TASK DESCRIPTION -
Set down the full listing exactly as given. Any pictures are to be left out.

>>

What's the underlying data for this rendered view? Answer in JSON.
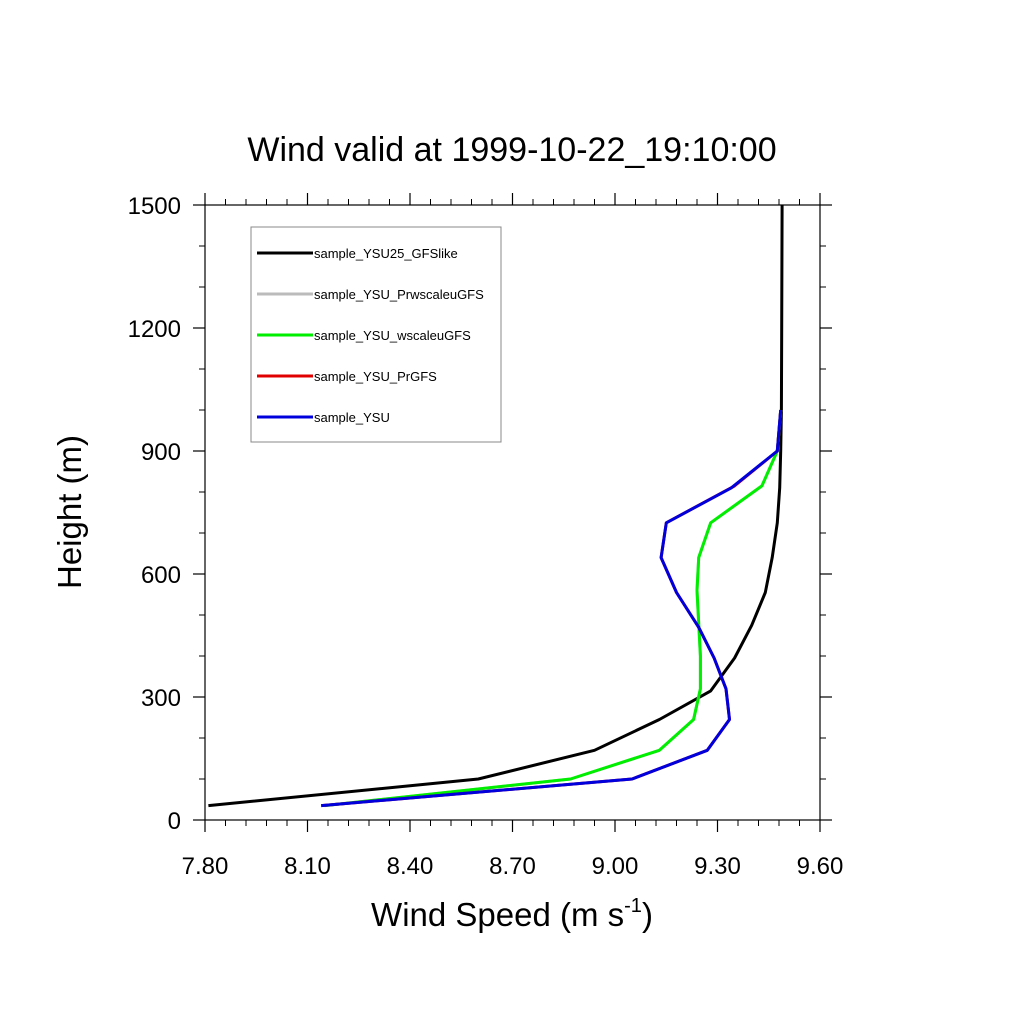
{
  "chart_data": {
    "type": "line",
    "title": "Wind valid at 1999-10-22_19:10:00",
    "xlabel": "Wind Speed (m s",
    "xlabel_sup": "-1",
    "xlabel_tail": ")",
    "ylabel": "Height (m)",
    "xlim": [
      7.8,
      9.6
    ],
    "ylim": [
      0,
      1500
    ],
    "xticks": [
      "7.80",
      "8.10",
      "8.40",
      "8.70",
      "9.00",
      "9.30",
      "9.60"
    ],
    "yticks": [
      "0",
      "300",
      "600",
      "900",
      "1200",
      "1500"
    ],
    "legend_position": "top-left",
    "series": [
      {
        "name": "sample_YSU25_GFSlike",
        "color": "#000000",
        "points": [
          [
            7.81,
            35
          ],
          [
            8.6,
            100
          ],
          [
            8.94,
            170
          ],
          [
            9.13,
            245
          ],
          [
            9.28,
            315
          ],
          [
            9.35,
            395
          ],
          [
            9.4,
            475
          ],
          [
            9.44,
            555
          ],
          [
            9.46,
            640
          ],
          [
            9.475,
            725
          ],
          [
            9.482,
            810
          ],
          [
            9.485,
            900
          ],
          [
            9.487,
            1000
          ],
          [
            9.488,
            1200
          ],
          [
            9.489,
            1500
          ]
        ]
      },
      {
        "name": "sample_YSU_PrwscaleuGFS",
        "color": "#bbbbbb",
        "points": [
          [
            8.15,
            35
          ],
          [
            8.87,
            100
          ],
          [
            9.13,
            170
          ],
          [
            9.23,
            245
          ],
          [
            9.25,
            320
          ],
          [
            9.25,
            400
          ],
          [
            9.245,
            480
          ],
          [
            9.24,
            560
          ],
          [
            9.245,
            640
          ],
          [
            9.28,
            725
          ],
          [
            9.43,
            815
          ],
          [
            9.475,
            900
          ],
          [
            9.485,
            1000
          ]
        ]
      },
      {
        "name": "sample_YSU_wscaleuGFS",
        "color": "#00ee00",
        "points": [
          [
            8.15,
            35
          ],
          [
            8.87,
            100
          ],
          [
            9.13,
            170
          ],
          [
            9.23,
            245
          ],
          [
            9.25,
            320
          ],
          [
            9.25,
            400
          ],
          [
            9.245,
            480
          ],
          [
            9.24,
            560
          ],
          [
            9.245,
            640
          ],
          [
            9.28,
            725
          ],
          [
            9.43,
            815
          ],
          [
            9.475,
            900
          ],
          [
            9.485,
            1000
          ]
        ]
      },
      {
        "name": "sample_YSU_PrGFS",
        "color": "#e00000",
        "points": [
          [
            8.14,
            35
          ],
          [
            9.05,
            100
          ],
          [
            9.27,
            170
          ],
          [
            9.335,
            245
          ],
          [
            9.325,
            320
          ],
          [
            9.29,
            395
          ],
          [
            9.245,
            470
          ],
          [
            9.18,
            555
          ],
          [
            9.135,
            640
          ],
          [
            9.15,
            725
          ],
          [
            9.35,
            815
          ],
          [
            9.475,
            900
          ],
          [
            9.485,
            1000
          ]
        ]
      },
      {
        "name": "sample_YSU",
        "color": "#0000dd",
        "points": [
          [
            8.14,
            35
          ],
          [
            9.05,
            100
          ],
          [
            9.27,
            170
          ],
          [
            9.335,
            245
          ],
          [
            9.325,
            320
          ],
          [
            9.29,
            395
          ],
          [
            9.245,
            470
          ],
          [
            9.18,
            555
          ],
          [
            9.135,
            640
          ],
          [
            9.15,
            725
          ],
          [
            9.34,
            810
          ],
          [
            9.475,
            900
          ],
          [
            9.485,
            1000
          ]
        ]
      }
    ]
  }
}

<<

ANSWER FOR THE TASK -
What's the underlying data for this rendered view? Answer in JSON.
{
  "chart_data": {
    "type": "line",
    "title": "Wind valid at 1999-10-22_19:10:00",
    "xlabel": "Wind Speed (m s",
    "xlabel_sup": "-1",
    "xlabel_tail": ")",
    "ylabel": "Height (m)",
    "xlim": [
      7.8,
      9.6
    ],
    "ylim": [
      0,
      1500
    ],
    "xticks": [
      "7.80",
      "8.10",
      "8.40",
      "8.70",
      "9.00",
      "9.30",
      "9.60"
    ],
    "yticks": [
      "0",
      "300",
      "600",
      "900",
      "1200",
      "1500"
    ],
    "legend_position": "top-left",
    "series": [
      {
        "name": "sample_YSU25_GFSlike",
        "color": "#000000",
        "points": [
          [
            7.81,
            35
          ],
          [
            8.6,
            100
          ],
          [
            8.94,
            170
          ],
          [
            9.13,
            245
          ],
          [
            9.28,
            315
          ],
          [
            9.35,
            395
          ],
          [
            9.4,
            475
          ],
          [
            9.44,
            555
          ],
          [
            9.46,
            640
          ],
          [
            9.475,
            725
          ],
          [
            9.482,
            810
          ],
          [
            9.485,
            900
          ],
          [
            9.487,
            1000
          ],
          [
            9.488,
            1200
          ],
          [
            9.489,
            1500
          ]
        ]
      },
      {
        "name": "sample_YSU_PrwscaleuGFS",
        "color": "#bbbbbb",
        "points": [
          [
            8.15,
            35
          ],
          [
            8.87,
            100
          ],
          [
            9.13,
            170
          ],
          [
            9.23,
            245
          ],
          [
            9.25,
            320
          ],
          [
            9.25,
            400
          ],
          [
            9.245,
            480
          ],
          [
            9.24,
            560
          ],
          [
            9.245,
            640
          ],
          [
            9.28,
            725
          ],
          [
            9.43,
            815
          ],
          [
            9.475,
            900
          ],
          [
            9.485,
            1000
          ]
        ]
      },
      {
        "name": "sample_YSU_wscaleuGFS",
        "color": "#00ee00",
        "points": [
          [
            8.15,
            35
          ],
          [
            8.87,
            100
          ],
          [
            9.13,
            170
          ],
          [
            9.23,
            245
          ],
          [
            9.25,
            320
          ],
          [
            9.25,
            400
          ],
          [
            9.245,
            480
          ],
          [
            9.24,
            560
          ],
          [
            9.245,
            640
          ],
          [
            9.28,
            725
          ],
          [
            9.43,
            815
          ],
          [
            9.475,
            900
          ],
          [
            9.485,
            1000
          ]
        ]
      },
      {
        "name": "sample_YSU_PrGFS",
        "color": "#e00000",
        "points": [
          [
            8.14,
            35
          ],
          [
            9.05,
            100
          ],
          [
            9.27,
            170
          ],
          [
            9.335,
            245
          ],
          [
            9.325,
            320
          ],
          [
            9.29,
            395
          ],
          [
            9.245,
            470
          ],
          [
            9.18,
            555
          ],
          [
            9.135,
            640
          ],
          [
            9.15,
            725
          ],
          [
            9.35,
            815
          ],
          [
            9.475,
            900
          ],
          [
            9.485,
            1000
          ]
        ]
      },
      {
        "name": "sample_YSU",
        "color": "#0000dd",
        "points": [
          [
            8.14,
            35
          ],
          [
            9.05,
            100
          ],
          [
            9.27,
            170
          ],
          [
            9.335,
            245
          ],
          [
            9.325,
            320
          ],
          [
            9.29,
            395
          ],
          [
            9.245,
            470
          ],
          [
            9.18,
            555
          ],
          [
            9.135,
            640
          ],
          [
            9.15,
            725
          ],
          [
            9.34,
            810
          ],
          [
            9.475,
            900
          ],
          [
            9.485,
            1000
          ]
        ]
      }
    ]
  }
}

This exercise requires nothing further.